Look through the records below and give the number of lines holding the string "estiverem", nothing more.

[START Records to use]

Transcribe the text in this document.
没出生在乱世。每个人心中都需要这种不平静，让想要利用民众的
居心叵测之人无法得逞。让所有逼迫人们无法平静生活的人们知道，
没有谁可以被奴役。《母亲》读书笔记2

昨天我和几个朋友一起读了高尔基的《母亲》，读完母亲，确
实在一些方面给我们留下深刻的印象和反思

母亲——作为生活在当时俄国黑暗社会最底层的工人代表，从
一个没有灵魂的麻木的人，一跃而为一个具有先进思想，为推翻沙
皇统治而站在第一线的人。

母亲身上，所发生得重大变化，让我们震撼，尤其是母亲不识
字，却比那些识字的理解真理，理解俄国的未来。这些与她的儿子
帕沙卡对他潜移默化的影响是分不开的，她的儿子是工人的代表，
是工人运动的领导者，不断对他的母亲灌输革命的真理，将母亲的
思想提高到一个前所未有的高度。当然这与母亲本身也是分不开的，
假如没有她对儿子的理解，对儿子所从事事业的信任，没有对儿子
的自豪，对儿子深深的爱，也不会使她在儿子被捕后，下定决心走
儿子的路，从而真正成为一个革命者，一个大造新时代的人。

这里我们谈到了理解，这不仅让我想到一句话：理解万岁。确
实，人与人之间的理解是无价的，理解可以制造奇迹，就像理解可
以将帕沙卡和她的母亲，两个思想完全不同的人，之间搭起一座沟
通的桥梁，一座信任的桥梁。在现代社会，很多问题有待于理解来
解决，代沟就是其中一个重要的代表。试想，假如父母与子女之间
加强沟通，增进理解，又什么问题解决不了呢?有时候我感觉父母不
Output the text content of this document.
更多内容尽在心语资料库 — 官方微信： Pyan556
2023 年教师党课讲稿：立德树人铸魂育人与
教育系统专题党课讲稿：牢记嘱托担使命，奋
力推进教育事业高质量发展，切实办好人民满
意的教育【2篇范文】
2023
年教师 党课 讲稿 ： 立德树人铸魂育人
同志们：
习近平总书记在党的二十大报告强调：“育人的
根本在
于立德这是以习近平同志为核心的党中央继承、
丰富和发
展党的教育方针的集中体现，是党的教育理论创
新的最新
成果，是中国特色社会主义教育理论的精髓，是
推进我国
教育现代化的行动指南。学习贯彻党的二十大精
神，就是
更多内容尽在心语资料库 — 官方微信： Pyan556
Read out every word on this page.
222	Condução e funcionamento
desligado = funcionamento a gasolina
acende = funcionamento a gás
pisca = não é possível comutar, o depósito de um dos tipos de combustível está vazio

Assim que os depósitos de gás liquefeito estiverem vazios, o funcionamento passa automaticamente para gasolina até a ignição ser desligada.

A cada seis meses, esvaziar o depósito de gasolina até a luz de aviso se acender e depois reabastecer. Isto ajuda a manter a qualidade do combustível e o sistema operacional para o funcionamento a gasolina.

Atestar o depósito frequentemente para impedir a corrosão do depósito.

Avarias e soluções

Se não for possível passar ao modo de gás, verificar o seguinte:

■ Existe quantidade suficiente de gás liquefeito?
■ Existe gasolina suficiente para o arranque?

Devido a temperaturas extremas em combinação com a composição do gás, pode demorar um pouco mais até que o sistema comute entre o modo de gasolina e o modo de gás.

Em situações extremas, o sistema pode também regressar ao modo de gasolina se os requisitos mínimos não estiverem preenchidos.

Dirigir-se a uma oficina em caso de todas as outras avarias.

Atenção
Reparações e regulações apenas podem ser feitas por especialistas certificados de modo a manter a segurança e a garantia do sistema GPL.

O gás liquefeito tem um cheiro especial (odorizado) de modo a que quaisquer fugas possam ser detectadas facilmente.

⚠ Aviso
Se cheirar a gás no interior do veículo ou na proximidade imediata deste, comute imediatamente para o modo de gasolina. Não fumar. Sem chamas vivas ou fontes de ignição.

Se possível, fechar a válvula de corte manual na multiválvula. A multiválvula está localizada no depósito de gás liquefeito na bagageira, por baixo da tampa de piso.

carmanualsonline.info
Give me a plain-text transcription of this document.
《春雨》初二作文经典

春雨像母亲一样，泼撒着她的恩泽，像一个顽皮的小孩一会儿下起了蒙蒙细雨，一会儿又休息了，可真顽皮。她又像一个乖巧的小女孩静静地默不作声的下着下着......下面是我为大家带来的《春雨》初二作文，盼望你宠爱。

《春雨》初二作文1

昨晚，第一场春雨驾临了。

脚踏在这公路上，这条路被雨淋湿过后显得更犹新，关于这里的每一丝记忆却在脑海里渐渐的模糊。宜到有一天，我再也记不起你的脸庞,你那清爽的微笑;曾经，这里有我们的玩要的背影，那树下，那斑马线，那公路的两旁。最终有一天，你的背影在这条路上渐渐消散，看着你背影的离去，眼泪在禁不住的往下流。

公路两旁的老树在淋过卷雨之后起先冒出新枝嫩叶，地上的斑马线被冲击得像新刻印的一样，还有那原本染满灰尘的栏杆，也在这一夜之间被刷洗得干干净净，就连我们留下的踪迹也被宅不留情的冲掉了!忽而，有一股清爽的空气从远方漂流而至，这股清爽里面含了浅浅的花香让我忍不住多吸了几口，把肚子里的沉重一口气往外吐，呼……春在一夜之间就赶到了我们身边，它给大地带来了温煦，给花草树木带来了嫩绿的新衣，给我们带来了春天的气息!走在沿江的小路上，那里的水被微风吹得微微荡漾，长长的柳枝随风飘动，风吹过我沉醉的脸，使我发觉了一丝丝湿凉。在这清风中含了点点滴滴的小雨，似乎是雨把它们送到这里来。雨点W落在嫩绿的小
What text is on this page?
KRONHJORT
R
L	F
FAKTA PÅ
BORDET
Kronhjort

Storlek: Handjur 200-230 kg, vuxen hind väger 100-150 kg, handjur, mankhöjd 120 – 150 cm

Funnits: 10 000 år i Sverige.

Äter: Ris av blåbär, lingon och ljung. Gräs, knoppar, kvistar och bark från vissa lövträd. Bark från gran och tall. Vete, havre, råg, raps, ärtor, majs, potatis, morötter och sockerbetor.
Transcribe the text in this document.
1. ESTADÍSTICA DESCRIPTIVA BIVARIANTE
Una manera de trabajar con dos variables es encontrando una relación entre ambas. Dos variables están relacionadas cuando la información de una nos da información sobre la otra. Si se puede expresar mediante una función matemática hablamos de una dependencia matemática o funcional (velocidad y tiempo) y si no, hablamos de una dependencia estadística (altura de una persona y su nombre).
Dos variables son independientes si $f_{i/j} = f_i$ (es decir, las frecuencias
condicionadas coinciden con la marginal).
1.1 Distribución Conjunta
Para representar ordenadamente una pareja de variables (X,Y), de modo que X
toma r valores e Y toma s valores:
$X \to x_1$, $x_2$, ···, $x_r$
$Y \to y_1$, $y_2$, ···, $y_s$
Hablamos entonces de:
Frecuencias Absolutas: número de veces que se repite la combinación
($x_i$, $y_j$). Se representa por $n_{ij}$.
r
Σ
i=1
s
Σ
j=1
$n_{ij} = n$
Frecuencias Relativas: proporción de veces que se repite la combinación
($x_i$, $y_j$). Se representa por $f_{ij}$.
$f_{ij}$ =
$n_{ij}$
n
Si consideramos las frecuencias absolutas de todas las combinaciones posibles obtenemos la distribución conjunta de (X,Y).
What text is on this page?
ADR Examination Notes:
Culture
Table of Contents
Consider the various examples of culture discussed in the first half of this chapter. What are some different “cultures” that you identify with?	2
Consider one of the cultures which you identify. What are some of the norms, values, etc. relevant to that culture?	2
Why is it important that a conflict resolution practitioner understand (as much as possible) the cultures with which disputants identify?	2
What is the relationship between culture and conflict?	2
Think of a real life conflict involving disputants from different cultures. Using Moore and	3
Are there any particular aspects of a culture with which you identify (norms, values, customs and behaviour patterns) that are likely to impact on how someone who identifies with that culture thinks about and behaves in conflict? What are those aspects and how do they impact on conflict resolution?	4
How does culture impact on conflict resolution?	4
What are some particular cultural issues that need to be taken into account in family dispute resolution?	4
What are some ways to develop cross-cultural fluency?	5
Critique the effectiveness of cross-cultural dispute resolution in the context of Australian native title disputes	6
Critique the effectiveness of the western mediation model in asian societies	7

[END Records to use]

### Response to this exercise
2